:: Exercise details ::
Count each line in which the word "Rating" appears. Reply with the total and nothing more.

:: Records shown ::
______

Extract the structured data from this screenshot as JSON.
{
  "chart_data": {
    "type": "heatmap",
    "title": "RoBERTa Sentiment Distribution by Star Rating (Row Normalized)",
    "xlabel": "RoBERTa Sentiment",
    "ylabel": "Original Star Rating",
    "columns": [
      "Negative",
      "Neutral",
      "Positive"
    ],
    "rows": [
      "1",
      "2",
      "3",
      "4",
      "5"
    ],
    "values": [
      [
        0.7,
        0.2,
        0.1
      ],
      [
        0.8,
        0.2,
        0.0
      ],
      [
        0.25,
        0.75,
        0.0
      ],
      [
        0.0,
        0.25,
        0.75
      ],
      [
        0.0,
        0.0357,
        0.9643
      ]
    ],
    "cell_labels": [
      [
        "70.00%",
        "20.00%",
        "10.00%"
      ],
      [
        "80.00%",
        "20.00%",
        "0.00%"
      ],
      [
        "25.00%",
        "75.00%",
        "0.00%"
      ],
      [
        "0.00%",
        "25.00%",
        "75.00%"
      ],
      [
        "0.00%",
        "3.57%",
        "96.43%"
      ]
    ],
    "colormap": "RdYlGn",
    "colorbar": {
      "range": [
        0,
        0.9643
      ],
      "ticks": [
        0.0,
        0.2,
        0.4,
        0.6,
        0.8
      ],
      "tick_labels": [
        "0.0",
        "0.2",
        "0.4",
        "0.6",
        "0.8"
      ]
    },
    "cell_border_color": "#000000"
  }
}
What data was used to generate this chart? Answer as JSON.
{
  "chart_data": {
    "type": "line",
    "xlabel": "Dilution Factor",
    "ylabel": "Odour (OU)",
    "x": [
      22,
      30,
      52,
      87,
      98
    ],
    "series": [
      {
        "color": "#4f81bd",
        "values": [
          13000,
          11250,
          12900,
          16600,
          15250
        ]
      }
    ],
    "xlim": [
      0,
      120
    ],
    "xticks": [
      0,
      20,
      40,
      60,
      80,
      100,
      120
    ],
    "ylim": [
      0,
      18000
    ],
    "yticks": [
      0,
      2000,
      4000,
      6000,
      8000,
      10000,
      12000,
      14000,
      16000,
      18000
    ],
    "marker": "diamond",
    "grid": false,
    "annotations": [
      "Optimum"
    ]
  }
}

______

:: Output for this task ::
2